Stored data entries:
• • • •

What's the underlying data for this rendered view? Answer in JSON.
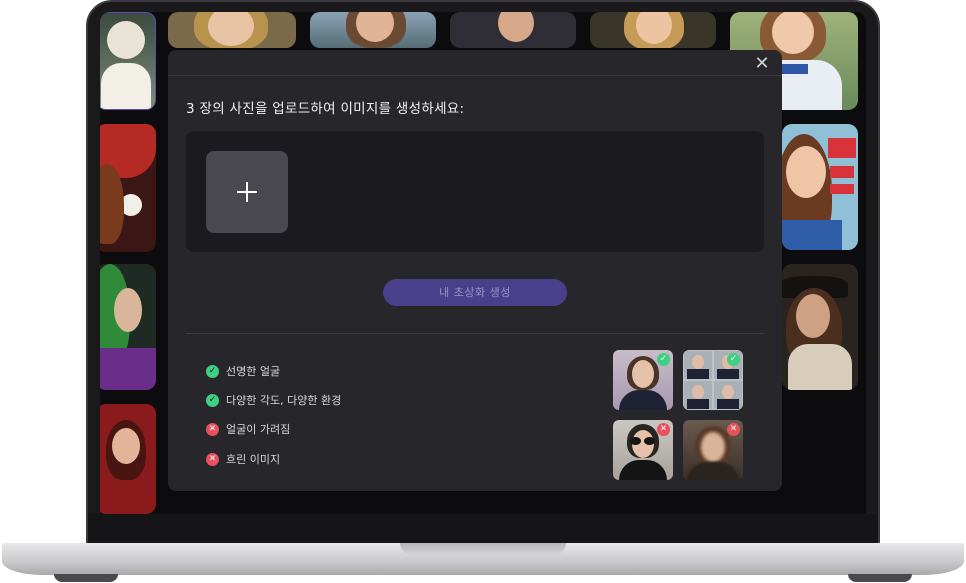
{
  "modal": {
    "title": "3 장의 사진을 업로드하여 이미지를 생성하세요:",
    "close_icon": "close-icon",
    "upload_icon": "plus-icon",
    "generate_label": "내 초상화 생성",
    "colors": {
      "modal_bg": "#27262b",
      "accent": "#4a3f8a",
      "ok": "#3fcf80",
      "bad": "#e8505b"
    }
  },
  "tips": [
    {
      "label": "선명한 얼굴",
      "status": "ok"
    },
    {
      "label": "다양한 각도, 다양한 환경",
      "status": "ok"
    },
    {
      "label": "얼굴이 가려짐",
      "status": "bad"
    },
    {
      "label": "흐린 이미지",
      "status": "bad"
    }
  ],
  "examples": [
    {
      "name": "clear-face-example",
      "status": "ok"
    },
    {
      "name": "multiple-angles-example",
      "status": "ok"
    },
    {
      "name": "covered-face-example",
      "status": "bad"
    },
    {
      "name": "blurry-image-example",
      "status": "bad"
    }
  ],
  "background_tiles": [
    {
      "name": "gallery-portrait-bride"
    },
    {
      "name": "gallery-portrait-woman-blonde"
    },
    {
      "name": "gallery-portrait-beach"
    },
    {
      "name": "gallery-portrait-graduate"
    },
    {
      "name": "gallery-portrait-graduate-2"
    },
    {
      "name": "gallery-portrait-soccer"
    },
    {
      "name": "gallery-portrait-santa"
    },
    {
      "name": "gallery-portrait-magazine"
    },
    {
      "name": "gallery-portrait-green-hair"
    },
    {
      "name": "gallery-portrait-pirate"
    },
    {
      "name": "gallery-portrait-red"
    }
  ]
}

• • • •

Scan the listing above for the word "portrait" and show each line where it is found.

      "name": "gallery-portrait-bride"
      "name": "gallery-portrait-woman-blonde"
      "name": "gallery-portrait-beach"
      "name": "gallery-portrait-graduate"
      "name": "gallery-portrait-graduate-2"
      "name": "gallery-portrait-soccer"
      "name": "gallery-portrait-santa"
      "name": "gallery-portrait-magazine"
      "name": "gallery-portrait-green-hair"
      "name": "gallery-portrait-pirate"
      "name": "gallery-portrait-red"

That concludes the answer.